Data items
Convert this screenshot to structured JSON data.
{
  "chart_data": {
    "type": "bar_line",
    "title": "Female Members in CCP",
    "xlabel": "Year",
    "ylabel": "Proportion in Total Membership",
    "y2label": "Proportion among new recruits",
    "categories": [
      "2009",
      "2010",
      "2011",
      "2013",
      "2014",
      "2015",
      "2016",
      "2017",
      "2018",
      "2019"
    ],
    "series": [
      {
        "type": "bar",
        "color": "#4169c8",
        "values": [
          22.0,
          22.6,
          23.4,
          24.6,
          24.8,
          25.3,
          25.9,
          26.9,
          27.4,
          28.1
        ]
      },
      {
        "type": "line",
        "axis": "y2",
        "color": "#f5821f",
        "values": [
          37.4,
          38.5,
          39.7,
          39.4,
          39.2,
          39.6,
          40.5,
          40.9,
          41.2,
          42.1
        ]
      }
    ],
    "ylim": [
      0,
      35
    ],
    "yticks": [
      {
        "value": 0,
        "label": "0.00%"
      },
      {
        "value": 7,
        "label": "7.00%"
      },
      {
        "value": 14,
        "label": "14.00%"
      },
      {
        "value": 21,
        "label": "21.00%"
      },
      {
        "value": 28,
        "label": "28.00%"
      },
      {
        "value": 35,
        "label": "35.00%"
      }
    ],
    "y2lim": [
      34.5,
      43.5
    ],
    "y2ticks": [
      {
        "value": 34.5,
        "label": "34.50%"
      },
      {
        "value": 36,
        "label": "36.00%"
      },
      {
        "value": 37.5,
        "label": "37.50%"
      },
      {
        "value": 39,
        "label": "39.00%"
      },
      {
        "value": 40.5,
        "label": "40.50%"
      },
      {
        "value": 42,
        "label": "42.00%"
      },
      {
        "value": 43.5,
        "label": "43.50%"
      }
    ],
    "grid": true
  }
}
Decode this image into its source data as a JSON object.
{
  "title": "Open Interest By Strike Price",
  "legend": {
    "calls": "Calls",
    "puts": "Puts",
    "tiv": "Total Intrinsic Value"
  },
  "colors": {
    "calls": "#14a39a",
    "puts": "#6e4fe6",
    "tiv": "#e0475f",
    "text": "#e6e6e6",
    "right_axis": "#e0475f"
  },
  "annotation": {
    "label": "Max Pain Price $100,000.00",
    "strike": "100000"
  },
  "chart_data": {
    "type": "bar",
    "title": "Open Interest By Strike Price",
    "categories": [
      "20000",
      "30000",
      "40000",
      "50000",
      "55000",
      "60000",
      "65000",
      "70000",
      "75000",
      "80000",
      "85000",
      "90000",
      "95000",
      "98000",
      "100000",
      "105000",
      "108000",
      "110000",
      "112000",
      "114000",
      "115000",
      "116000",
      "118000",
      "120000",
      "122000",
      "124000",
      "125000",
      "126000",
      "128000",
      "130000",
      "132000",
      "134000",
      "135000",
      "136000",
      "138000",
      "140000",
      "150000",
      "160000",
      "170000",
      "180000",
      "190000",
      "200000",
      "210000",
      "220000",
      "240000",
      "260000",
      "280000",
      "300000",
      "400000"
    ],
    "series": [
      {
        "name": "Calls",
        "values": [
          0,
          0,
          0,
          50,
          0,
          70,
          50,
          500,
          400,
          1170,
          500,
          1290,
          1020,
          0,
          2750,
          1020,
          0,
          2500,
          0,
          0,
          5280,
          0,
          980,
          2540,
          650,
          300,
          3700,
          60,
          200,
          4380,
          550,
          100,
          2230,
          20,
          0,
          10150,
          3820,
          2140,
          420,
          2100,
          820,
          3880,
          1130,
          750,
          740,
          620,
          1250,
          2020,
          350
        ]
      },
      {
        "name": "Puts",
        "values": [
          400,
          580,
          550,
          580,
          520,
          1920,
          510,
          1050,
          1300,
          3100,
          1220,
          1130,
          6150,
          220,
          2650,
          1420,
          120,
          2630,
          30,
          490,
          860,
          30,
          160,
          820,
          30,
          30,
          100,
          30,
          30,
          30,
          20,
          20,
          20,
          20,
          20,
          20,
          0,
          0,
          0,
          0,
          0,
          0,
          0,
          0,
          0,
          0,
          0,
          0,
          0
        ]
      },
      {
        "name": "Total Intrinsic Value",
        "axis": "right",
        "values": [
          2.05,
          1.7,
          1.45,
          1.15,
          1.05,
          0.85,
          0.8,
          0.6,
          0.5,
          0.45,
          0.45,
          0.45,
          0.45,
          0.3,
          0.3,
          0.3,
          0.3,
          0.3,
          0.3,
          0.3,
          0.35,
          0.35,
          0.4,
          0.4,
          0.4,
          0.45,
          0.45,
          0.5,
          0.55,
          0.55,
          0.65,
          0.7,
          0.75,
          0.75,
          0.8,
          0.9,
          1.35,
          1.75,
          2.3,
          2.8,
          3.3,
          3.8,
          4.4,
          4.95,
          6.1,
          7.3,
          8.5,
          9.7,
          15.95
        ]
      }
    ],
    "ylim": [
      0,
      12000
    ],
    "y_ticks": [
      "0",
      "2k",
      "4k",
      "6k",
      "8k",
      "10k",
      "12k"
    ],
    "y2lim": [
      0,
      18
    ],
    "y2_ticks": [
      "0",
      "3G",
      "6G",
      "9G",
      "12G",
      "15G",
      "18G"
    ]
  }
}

== What you are asked to do ==
Select and copy every line of the material that holds the string "name".

== Answer to this exercise ==
        "name": "Calls",
        "name": "Puts",
        "name": "Total Intrinsic Value",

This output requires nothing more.